Stored data:

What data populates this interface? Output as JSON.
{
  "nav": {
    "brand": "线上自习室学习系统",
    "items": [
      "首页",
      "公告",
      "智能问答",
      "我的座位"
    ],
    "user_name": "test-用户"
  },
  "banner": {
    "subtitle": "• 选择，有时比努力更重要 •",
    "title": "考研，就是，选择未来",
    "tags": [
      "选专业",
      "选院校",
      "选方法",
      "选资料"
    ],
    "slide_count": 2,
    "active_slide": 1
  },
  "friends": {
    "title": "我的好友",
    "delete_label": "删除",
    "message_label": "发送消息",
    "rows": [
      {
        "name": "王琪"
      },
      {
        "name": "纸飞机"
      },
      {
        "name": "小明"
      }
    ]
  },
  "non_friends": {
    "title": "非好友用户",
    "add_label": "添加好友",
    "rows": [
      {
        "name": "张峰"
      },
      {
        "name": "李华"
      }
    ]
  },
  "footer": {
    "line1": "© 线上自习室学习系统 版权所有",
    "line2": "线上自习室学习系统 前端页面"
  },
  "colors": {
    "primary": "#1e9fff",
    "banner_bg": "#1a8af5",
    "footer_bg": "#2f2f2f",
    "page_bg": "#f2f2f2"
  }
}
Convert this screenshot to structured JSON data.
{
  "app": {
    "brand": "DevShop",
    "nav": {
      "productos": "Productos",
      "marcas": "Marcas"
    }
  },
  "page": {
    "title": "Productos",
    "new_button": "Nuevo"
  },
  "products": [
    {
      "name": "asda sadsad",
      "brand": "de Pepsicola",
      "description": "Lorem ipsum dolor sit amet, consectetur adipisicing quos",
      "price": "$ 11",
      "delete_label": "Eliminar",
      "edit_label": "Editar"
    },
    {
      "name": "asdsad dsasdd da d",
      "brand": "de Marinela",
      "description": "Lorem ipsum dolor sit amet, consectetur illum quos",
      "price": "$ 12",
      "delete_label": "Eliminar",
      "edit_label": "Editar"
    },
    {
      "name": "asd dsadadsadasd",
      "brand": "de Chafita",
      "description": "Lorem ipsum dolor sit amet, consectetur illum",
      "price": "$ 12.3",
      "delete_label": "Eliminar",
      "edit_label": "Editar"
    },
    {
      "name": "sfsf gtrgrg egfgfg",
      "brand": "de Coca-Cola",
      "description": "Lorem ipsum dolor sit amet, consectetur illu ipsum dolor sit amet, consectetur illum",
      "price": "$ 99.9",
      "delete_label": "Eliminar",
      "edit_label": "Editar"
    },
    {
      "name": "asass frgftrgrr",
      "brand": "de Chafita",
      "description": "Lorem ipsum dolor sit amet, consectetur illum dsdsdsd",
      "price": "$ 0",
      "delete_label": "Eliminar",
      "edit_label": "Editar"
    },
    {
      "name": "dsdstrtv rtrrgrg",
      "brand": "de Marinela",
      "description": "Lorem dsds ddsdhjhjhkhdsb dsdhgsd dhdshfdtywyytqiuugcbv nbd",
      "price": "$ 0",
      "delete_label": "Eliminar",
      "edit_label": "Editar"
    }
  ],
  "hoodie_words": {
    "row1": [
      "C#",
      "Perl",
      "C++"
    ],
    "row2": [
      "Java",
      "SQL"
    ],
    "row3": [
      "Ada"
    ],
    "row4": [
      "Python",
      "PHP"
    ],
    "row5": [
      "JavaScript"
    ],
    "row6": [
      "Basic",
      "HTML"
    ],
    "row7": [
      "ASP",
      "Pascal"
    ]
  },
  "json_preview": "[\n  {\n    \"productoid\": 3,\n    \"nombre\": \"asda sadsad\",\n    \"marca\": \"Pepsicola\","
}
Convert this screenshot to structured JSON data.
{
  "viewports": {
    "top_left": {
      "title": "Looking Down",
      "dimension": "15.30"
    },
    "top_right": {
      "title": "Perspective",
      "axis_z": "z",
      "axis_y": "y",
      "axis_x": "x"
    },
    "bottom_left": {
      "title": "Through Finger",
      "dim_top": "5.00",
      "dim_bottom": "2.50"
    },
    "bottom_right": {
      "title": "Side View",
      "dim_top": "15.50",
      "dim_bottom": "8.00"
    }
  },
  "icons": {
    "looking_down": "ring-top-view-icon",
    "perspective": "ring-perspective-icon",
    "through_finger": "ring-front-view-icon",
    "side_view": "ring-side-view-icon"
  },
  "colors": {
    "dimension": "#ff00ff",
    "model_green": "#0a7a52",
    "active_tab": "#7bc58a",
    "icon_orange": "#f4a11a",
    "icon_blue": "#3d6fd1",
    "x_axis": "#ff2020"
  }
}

What you are asked to do.
Word for word, write out all of the data above.

Result of this exercise.
What data populates this interface? Output as JSON.
{
  "nav": {
    "brand": "线上自习室学习系统",
    "items": [
      "首页",
      "公告",
      "智能问答",
      "我的座位"
    ],
    "user_name": "test-用户"
  },
  "banner": {
    "subtitle": "• 选择，有时比努力更重要 •",
    "title": "考研，就是，选择未来",
    "tags": [
      "选专业",
      "选院校",
      "选方法",
      "选资料"
    ],
    "slide_count": 2,
    "active_slide": 1
  },
  "friends": {
    "title": "我的好友",
    "delete_label": "删除",
    "message_label": "发送消息",
    "rows": [
      {
        "name": "王琪"
      },
      {
        "name": "纸飞机"
      },
      {
        "name": "小明"
      }
    ]
  },
  "non_friends": {
    "title": "非好友用户",
    "add_label": "添加好友",
    "rows": [
      {
        "name": "张峰"
      },
      {
        "name": "李华"
      }
    ]
  },
  "footer": {
    "line1": "© 线上自习室学习系统 版权所有",
    "line2": "线上自习室学习系统 前端页面"
  },
  "colors": {
    "primary": "#1e9fff",
    "banner_bg": "#1a8af5",
    "footer_bg": "#2f2f2f",
    "page_bg": "#f2f2f2"
  }
}
Convert this screenshot to structured JSON data.
{
  "app": {
    "brand": "DevShop",
    "nav": {
      "productos": "Productos",
      "marcas": "Marcas"
    }
  },
  "page": {
    "title": "Productos",
    "new_button": "Nuevo"
  },
  "products": [
    {
      "name": "asda sadsad",
      "brand": "de Pepsicola",
      "description": "Lorem ipsum dolor sit amet, consectetur adipisicing quos",
      "price": "$ 11",
      "delete_label": "Eliminar",
      "edit_label": "Editar"
    },
    {
      "name": "asdsad dsasdd da d",
      "brand": "de Marinela",
      "description": "Lorem ipsum dolor sit amet, consectetur illum quos",
      "price": "$ 12",
      "delete_label": "Eliminar",
      "edit_label": "Editar"
    },
    {
      "name": "asd dsadadsadasd",
      "brand": "de Chafita",
      "description": "Lorem ipsum dolor sit amet, consectetur illum",
      "price": "$ 12.3",
      "delete_label": "Eliminar",
      "edit_label": "Editar"
    },
    {
      "name": "sfsf gtrgrg egfgfg",
      "brand": "de Coca-Cola",
      "description": "Lorem ipsum dolor sit amet, consectetur illu ipsum dolor sit amet, consectetur illum",
      "price": "$ 99.9",
      "delete_label": "Eliminar",
      "edit_label": "Editar"
    },
    {
      "name": "asass frgftrgrr",
      "brand": "de Chafita",
      "description": "Lorem ipsum dolor sit amet, consectetur illum dsdsdsd",
      "price": "$ 0",
      "delete_label": "Eliminar",
      "edit_label": "Editar"
    },
    {
      "name": "dsdstrtv rtrrgrg",
      "brand": "de Marinela",
      "description": "Lorem dsds ddsdhjhjhkhdsb dsdhgsd dhdshfdtywyytqiuugcbv nbd",
      "price": "$ 0",
      "delete_label": "Eliminar",
      "edit_label": "Editar"
    }
  ],
  "hoodie_words": {
    "row1": [
      "C#",
      "Perl",
      "C++"
    ],
    "row2": [
      "Java",
      "SQL"
    ],
    "row3": [
      "Ada"
    ],
    "row4": [
      "Python",
      "PHP"
    ],
    "row5": [
      "JavaScript"
    ],
    "row6": [
      "Basic",
      "HTML"
    ],
    "row7": [
      "ASP",
      "Pascal"
    ]
  },
  "json_preview": "[\n  {\n    \"productoid\": 3,\n    \"nombre\": \"asda sadsad\",\n    \"marca\": \"Pepsicola\","
}
Convert this screenshot to structured JSON data.
{
  "viewports": {
    "top_left": {
      "title": "Looking Down",
      "dimension": "15.30"
    },
    "top_right": {
      "title": "Perspective",
      "axis_z": "z",
      "axis_y": "y",
      "axis_x": "x"
    },
    "bottom_left": {
      "title": "Through Finger",
      "dim_top": "5.00",
      "dim_bottom": "2.50"
    },
    "bottom_right": {
      "title": "Side View",
      "dim_top": "15.50",
      "dim_bottom": "8.00"
    }
  },
  "icons": {
    "looking_down": "ring-top-view-icon",
    "perspective": "ring-perspective-icon",
    "through_finger": "ring-front-view-icon",
    "side_view": "ring-side-view-icon"
  },
  "colors": {
    "dimension": "#ff00ff",
    "model_green": "#0a7a52",
    "active_tab": "#7bc58a",
    "icon_orange": "#f4a11a",
    "icon_blue": "#3d6fd1",
    "x_axis": "#ff2020"
  }
}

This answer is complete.